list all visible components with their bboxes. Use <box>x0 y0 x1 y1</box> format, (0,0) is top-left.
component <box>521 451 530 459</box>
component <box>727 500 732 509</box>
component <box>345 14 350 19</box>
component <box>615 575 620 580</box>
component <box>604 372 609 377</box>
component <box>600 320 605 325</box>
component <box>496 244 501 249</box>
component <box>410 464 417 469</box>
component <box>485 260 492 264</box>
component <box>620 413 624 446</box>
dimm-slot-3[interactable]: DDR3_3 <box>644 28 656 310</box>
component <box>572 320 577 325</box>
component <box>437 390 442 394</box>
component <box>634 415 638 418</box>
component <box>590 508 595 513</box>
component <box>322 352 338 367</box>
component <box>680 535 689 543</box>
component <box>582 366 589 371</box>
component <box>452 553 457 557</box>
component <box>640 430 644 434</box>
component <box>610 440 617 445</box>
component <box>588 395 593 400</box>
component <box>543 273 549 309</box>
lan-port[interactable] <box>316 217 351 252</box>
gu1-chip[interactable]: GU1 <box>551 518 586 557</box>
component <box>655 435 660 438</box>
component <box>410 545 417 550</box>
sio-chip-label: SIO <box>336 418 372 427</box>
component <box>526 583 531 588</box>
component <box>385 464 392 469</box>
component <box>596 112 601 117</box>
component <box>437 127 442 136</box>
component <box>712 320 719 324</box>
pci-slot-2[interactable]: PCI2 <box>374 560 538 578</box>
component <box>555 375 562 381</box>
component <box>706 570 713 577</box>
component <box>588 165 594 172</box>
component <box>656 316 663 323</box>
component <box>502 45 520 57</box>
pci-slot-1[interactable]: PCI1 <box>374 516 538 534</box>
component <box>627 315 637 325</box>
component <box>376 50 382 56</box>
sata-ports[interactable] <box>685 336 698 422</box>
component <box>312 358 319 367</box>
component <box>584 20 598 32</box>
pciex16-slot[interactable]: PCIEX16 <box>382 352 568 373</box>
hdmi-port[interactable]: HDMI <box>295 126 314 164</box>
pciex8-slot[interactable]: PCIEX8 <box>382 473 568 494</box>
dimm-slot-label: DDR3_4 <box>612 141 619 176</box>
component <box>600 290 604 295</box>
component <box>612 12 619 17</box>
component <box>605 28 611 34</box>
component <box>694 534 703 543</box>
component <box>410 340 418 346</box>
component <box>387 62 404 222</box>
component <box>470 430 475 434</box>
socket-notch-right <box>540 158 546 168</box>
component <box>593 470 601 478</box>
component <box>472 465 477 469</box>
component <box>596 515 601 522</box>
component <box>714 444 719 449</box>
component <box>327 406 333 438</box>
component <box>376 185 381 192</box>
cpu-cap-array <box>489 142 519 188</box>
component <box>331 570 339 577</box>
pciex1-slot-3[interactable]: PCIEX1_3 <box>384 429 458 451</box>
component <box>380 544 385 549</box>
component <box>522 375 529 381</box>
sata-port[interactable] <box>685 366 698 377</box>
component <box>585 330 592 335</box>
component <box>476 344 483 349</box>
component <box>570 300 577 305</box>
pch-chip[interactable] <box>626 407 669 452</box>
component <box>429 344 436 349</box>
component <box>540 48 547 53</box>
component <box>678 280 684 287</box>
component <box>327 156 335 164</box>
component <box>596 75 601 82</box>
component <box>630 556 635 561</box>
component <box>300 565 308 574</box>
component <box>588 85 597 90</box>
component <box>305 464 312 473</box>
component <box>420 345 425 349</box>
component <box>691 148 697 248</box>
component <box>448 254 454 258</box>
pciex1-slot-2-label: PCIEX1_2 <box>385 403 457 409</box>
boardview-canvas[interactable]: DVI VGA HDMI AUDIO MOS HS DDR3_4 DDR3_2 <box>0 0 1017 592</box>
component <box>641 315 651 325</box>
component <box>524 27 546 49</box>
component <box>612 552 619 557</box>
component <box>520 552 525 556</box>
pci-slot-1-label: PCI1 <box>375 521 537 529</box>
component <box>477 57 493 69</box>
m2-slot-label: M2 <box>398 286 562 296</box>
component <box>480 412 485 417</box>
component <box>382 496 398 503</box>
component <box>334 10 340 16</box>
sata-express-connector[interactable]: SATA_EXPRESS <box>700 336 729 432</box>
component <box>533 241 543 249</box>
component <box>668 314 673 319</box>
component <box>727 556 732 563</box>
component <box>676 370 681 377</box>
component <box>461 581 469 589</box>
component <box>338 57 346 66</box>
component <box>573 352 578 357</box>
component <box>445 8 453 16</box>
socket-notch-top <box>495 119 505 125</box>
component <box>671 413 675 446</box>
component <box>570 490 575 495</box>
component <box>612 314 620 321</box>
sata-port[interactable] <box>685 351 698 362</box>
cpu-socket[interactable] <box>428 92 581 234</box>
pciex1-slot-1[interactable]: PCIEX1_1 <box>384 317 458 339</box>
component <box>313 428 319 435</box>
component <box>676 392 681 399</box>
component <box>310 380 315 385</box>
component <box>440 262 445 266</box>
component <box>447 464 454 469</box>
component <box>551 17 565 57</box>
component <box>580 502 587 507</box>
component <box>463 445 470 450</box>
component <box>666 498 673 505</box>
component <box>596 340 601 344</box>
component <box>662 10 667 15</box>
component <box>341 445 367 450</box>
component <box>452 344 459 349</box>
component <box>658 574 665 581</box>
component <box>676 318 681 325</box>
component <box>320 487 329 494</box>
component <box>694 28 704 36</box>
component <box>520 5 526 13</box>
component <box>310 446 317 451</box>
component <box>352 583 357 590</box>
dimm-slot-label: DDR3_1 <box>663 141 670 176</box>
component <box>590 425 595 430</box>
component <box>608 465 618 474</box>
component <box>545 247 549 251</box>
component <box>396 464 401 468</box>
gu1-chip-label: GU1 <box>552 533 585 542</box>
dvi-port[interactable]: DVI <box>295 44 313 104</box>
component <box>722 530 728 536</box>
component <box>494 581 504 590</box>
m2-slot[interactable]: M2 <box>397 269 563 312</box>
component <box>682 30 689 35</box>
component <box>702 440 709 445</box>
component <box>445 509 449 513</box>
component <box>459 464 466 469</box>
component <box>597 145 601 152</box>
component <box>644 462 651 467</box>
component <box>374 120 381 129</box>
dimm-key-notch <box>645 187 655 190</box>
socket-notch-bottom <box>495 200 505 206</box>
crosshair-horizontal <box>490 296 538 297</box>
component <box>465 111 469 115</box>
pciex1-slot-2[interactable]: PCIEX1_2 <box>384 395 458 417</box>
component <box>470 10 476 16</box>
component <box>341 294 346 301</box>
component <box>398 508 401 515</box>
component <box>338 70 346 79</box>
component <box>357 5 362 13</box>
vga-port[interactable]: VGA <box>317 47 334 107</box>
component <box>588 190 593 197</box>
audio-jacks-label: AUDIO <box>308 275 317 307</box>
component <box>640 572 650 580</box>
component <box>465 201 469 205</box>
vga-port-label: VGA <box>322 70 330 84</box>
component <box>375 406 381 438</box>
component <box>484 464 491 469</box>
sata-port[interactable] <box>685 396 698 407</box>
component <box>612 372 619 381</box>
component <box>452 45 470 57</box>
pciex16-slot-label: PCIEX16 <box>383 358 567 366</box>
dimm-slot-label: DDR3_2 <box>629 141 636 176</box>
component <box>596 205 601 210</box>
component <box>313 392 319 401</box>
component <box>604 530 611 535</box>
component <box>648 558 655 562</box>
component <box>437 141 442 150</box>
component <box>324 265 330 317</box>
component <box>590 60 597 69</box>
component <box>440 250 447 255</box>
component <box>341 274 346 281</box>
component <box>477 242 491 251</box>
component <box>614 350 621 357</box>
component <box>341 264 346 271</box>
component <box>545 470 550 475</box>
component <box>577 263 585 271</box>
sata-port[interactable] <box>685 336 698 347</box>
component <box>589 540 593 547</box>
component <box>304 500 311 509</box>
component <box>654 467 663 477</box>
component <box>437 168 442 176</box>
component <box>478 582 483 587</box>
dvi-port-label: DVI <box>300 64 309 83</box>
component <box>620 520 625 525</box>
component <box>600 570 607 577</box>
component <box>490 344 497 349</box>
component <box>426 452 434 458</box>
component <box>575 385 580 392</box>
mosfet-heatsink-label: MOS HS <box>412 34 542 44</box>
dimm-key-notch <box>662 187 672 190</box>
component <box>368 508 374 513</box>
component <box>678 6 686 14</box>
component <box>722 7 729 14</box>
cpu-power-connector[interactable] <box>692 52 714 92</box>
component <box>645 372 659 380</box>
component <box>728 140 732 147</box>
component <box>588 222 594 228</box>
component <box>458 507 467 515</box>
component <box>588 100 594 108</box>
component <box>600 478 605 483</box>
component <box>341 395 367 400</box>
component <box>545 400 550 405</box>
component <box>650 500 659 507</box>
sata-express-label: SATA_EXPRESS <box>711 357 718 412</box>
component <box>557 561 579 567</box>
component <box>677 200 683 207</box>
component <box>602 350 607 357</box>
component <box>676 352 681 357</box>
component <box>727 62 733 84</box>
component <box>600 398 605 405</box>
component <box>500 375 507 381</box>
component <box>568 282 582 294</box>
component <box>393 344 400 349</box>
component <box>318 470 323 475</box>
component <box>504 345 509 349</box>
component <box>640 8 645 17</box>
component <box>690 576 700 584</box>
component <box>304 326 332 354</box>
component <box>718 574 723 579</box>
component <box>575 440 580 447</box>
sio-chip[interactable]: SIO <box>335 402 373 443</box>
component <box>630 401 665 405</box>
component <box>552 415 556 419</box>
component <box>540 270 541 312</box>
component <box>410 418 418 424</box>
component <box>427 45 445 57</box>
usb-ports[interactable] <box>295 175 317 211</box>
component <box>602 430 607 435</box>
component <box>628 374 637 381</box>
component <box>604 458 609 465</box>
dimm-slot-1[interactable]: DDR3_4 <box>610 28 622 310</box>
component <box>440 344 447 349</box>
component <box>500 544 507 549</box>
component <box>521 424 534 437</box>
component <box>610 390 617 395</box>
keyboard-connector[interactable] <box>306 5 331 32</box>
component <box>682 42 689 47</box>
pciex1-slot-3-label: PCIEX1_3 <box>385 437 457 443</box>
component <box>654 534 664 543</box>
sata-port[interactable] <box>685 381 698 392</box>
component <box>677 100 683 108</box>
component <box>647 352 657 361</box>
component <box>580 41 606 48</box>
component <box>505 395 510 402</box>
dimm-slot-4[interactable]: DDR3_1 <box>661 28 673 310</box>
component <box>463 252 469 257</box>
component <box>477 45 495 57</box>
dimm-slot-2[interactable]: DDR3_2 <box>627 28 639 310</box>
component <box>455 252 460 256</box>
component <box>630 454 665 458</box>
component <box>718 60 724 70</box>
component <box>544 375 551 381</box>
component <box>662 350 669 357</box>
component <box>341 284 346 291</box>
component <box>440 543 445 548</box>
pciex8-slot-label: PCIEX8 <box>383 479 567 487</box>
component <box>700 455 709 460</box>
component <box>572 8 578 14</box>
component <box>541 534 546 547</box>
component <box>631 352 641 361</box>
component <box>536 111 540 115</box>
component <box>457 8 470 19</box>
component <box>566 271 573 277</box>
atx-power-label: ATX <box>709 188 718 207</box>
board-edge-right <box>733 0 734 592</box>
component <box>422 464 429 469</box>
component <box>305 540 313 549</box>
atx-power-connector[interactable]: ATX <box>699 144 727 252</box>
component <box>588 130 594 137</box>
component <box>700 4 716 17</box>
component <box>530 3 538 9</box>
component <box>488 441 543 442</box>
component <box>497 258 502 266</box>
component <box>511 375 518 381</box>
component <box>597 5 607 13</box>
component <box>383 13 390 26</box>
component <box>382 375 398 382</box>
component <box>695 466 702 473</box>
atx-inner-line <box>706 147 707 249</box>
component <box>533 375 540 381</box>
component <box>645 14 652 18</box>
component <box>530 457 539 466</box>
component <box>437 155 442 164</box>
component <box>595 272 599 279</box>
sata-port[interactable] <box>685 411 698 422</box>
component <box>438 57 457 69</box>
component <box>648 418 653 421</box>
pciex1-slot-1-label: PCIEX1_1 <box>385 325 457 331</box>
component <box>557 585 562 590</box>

****************

#### [What to do]
Would you give again, word for word, the lines running from the start of the records through the line containing "component <box>496 244 501 249</box>", with both ends included?

#### [Result of this task]
list all visible components with their bboxes. Use <box>x0 y0 x1 y1</box> format, (0,0) is top-left.
component <box>521 451 530 459</box>
component <box>727 500 732 509</box>
component <box>345 14 350 19</box>
component <box>615 575 620 580</box>
component <box>604 372 609 377</box>
component <box>600 320 605 325</box>
component <box>496 244 501 249</box>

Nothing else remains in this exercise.